Transcribe all records exactly.

— begin Available data —

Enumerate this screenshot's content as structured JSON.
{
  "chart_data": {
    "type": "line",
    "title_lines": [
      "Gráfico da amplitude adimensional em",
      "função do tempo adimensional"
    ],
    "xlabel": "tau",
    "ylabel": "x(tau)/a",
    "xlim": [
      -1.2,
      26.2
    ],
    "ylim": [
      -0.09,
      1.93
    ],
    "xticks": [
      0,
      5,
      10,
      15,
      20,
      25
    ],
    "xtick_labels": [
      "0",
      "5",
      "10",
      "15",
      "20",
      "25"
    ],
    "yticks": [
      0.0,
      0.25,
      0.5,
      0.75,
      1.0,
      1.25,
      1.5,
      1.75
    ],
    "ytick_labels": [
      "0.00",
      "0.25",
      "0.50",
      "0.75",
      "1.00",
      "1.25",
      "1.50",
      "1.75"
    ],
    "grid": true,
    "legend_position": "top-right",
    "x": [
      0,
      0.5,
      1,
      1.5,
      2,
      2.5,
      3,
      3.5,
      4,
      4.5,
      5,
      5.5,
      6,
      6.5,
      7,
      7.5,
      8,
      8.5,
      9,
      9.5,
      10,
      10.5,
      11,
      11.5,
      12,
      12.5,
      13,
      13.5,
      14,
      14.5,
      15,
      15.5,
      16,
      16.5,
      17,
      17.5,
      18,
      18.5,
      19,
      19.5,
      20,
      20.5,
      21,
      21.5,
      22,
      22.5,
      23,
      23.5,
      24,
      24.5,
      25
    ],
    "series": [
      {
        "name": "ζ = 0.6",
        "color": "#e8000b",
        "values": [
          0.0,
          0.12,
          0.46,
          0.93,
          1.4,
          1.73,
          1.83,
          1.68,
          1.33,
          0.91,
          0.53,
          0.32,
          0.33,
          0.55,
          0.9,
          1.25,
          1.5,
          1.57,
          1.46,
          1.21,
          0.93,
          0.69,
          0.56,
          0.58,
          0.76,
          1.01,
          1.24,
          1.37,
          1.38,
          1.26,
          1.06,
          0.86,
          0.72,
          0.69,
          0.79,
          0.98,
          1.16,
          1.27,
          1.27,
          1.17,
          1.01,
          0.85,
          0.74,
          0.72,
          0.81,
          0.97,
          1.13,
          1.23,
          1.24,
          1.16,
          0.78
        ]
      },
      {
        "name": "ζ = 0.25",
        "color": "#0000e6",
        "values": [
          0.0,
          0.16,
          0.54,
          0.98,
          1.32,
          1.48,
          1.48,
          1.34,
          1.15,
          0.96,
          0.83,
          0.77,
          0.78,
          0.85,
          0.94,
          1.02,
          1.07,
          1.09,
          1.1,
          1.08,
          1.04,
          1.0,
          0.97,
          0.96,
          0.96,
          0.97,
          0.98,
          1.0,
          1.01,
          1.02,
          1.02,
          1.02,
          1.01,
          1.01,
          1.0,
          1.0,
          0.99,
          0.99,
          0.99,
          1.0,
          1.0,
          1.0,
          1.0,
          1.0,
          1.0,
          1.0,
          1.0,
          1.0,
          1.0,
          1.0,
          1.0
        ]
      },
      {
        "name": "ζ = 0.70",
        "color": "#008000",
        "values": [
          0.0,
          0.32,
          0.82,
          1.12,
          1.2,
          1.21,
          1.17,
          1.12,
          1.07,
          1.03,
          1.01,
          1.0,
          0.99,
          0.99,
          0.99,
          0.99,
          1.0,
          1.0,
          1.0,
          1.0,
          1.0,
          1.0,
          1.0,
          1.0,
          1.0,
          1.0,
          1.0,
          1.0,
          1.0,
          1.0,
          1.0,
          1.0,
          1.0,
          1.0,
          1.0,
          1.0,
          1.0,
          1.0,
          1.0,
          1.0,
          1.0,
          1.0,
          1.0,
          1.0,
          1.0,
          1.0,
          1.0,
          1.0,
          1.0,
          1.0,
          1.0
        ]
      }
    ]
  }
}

— end Available data —

• Output for this task:
Enumerate this screenshot's content as structured JSON.
{
  "chart_data": {
    "type": "line",
    "title_lines": [
      "Gráfico da amplitude adimensional em",
      "função do tempo adimensional"
    ],
    "xlabel": "tau",
    "ylabel": "x(tau)/a",
    "xlim": [
      -1.2,
      26.2
    ],
    "ylim": [
      -0.09,
      1.93
    ],
    "xticks": [
      0,
      5,
      10,
      15,
      20,
      25
    ],
    "xtick_labels": [
      "0",
      "5",
      "10",
      "15",
      "20",
      "25"
    ],
    "yticks": [
      0.0,
      0.25,
      0.5,
      0.75,
      1.0,
      1.25,
      1.5,
      1.75
    ],
    "ytick_labels": [
      "0.00",
      "0.25",
      "0.50",
      "0.75",
      "1.00",
      "1.25",
      "1.50",
      "1.75"
    ],
    "grid": true,
    "legend_position": "top-right",
    "x": [
      0,
      0.5,
      1,
      1.5,
      2,
      2.5,
      3,
      3.5,
      4,
      4.5,
      5,
      5.5,
      6,
      6.5,
      7,
      7.5,
      8,
      8.5,
      9,
      9.5,
      10,
      10.5,
      11,
      11.5,
      12,
      12.5,
      13,
      13.5,
      14,
      14.5,
      15,
      15.5,
      16,
      16.5,
      17,
      17.5,
      18,
      18.5,
      19,
      19.5,
      20,
      20.5,
      21,
      21.5,
      22,
      22.5,
      23,
      23.5,
      24,
      24.5,
      25
    ],
    "series": [
      {
        "name": "ζ = 0.6",
        "color": "#e8000b",
        "values": [
          0.0,
          0.12,
          0.46,
          0.93,
          1.4,
          1.73,
          1.83,
          1.68,
          1.33,
          0.91,
          0.53,
          0.32,
          0.33,
          0.55,
          0.9,
          1.25,
          1.5,
          1.57,
          1.46,
          1.21,
          0.93,
          0.69,
          0.56,
          0.58,
          0.76,
          1.01,
          1.24,
          1.37,
          1.38,
          1.26,
          1.06,
          0.86,
          0.72,
          0.69,
          0.79,
          0.98,
          1.16,
          1.27,
          1.27,
          1.17,
          1.01,
          0.85,
          0.74,
          0.72,
          0.81,
          0.97,
          1.13,
          1.23,
          1.24,
          1.16,
          0.78
        ]
      },
      {
        "name": "ζ = 0.25",
        "color": "#0000e6",
        "values": [
          0.0,
          0.16,
          0.54,
          0.98,
          1.32,
          1.48,
          1.48,
          1.34,
          1.15,
          0.96,
          0.83,
          0.77,
          0.78,
          0.85,
          0.94,
          1.02,
          1.07,
          1.09,
          1.1,
          1.08,
          1.04,
          1.0,
          0.97,
          0.96,
          0.96,
          0.97,
          0.98,
          1.0,
          1.01,
          1.02,
          1.02,
          1.02,
          1.01,
          1.01,
          1.0,
          1.0,
          0.99,
          0.99,
          0.99,
          1.0,
          1.0,
          1.0,
          1.0,
          1.0,
          1.0,
          1.0,
          1.0,
          1.0,
          1.0,
          1.0,
          1.0
        ]
      },
      {
        "name": "ζ = 0.70",
        "color": "#008000",
        "values": [
          0.0,
          0.32,
          0.82,
          1.12,
          1.2,
          1.21,
          1.17,
          1.12,
          1.07,
          1.03,
          1.01,
          1.0,
          0.99,
          0.99,
          0.99,
          0.99,
          1.0,
          1.0,
          1.0,
          1.0,
          1.0,
          1.0,
          1.0,
          1.0,
          1.0,
          1.0,
          1.0,
          1.0,
          1.0,
          1.0,
          1.0,
          1.0,
          1.0,
          1.0,
          1.0,
          1.0,
          1.0,
          1.0,
          1.0,
          1.0,
          1.0,
          1.0,
          1.0,
          1.0,
          1.0,
          1.0,
          1.0,
          1.0,
          1.0,
          1.0,
          1.0
        ]
      }
    ]
  }
}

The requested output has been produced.